The request: Write out each line of the material again, word for word.

>> Begin Supplied records

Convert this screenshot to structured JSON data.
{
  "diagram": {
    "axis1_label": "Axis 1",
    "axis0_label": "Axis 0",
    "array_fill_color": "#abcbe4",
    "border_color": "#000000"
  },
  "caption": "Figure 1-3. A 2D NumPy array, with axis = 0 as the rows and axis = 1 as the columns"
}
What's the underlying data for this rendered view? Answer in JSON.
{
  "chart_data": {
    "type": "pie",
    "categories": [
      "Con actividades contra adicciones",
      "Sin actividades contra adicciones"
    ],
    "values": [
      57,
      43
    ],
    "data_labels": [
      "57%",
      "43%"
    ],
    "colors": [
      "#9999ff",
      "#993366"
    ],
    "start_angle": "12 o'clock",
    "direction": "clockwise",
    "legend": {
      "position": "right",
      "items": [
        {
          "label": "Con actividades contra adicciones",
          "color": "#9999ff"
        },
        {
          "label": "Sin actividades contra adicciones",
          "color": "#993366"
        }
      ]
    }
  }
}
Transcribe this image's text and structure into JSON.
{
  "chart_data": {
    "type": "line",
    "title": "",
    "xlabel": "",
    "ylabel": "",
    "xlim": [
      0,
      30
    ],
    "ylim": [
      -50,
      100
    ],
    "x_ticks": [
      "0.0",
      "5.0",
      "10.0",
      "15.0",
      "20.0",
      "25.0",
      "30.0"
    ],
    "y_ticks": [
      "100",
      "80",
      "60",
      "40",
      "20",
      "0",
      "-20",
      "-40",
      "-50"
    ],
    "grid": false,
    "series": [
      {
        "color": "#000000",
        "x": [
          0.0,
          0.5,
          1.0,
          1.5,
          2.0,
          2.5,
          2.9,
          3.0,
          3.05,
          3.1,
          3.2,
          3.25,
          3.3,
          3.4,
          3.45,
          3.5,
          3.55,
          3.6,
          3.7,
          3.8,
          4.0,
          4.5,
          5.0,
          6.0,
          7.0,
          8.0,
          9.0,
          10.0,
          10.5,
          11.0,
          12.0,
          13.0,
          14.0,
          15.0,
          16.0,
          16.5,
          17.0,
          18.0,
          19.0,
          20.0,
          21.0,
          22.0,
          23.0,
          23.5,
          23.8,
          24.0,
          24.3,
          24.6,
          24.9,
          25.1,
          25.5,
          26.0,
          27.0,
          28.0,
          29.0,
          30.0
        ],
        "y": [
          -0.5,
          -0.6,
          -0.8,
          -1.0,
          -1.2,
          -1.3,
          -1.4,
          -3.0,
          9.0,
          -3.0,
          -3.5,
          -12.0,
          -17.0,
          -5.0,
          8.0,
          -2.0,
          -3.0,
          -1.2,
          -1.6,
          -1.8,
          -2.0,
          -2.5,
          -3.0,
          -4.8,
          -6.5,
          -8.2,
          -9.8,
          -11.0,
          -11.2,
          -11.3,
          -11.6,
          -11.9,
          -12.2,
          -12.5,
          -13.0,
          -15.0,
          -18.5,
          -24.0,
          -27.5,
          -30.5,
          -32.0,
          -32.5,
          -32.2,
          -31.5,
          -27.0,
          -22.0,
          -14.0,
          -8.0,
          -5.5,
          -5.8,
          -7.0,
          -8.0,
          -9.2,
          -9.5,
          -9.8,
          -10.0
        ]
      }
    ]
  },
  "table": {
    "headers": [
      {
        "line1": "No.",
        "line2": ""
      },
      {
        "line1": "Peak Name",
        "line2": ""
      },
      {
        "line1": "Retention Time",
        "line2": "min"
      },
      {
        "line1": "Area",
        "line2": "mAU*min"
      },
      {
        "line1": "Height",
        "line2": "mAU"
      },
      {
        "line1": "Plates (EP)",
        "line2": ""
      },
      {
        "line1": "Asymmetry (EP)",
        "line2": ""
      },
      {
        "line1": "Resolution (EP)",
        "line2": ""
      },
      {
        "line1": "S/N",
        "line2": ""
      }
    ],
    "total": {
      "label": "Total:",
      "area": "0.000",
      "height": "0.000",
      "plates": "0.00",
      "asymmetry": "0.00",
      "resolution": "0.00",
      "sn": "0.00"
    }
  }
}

>> End Supplied records

Reply to the task:
Convert this screenshot to structured JSON data.
{
  "diagram": {
    "axis1_label": "Axis 1",
    "axis0_label": "Axis 0",
    "array_fill_color": "#abcbe4",
    "border_color": "#000000"
  },
  "caption": "Figure 1-3. A 2D NumPy array, with axis = 0 as the rows and axis = 1 as the columns"
}
What's the underlying data for this rendered view? Answer in JSON.
{
  "chart_data": {
    "type": "pie",
    "categories": [
      "Con actividades contra adicciones",
      "Sin actividades contra adicciones"
    ],
    "values": [
      57,
      43
    ],
    "data_labels": [
      "57%",
      "43%"
    ],
    "colors": [
      "#9999ff",
      "#993366"
    ],
    "start_angle": "12 o'clock",
    "direction": "clockwise",
    "legend": {
      "position": "right",
      "items": [
        {
          "label": "Con actividades contra adicciones",
          "color": "#9999ff"
        },
        {
          "label": "Sin actividades contra adicciones",
          "color": "#993366"
        }
      ]
    }
  }
}
Transcribe this image's text and structure into JSON.
{
  "chart_data": {
    "type": "line",
    "title": "",
    "xlabel": "",
    "ylabel": "",
    "xlim": [
      0,
      30
    ],
    "ylim": [
      -50,
      100
    ],
    "x_ticks": [
      "0.0",
      "5.0",
      "10.0",
      "15.0",
      "20.0",
      "25.0",
      "30.0"
    ],
    "y_ticks": [
      "100",
      "80",
      "60",
      "40",
      "20",
      "0",
      "-20",
      "-40",
      "-50"
    ],
    "grid": false,
    "series": [
      {
        "color": "#000000",
        "x": [
          0.0,
          0.5,
          1.0,
          1.5,
          2.0,
          2.5,
          2.9,
          3.0,
          3.05,
          3.1,
          3.2,
          3.25,
          3.3,
          3.4,
          3.45,
          3.5,
          3.55,
          3.6,
          3.7,
          3.8,
          4.0,
          4.5,
          5.0,
          6.0,
          7.0,
          8.0,
          9.0,
          10.0,
          10.5,
          11.0,
          12.0,
          13.0,
          14.0,
          15.0,
          16.0,
          16.5,
          17.0,
          18.0,
          19.0,
          20.0,
          21.0,
          22.0,
          23.0,
          23.5,
          23.8,
          24.0,
          24.3,
          24.6,
          24.9,
          25.1,
          25.5,
          26.0,
          27.0,
          28.0,
          29.0,
          30.0
        ],
        "y": [
          -0.5,
          -0.6,
          -0.8,
          -1.0,
          -1.2,
          -1.3,
          -1.4,
          -3.0,
          9.0,
          -3.0,
          -3.5,
          -12.0,
          -17.0,
          -5.0,
          8.0,
          -2.0,
          -3.0,
          -1.2,
          -1.6,
          -1.8,
          -2.0,
          -2.5,
          -3.0,
          -4.8,
          -6.5,
          -8.2,
          -9.8,
          -11.0,
          -11.2,
          -11.3,
          -11.6,
          -11.9,
          -12.2,
          -12.5,
          -13.0,
          -15.0,
          -18.5,
          -24.0,
          -27.5,
          -30.5,
          -32.0,
          -32.5,
          -32.2,
          -31.5,
          -27.0,
          -22.0,
          -14.0,
          -8.0,
          -5.5,
          -5.8,
          -7.0,
          -8.0,
          -9.2,
          -9.5,
          -9.8,
          -10.0
        ]
      }
    ]
  },
  "table": {
    "headers": [
      {
        "line1": "No.",
        "line2": ""
      },
      {
        "line1": "Peak Name",
        "line2": ""
      },
      {
        "line1": "Retention Time",
        "line2": "min"
      },
      {
        "line1": "Area",
        "line2": "mAU*min"
      },
      {
        "line1": "Height",
        "line2": "mAU"
      },
      {
        "line1": "Plates (EP)",
        "line2": ""
      },
      {
        "line1": "Asymmetry (EP)",
        "line2": ""
      },
      {
        "line1": "Resolution (EP)",
        "line2": ""
      },
      {
        "line1": "S/N",
        "line2": ""
      }
    ],
    "total": {
      "label": "Total:",
      "area": "0.000",
      "height": "0.000",
      "plates": "0.00",
      "asymmetry": "0.00",
      "resolution": "0.00",
      "sn": "0.00"
    }
  }
}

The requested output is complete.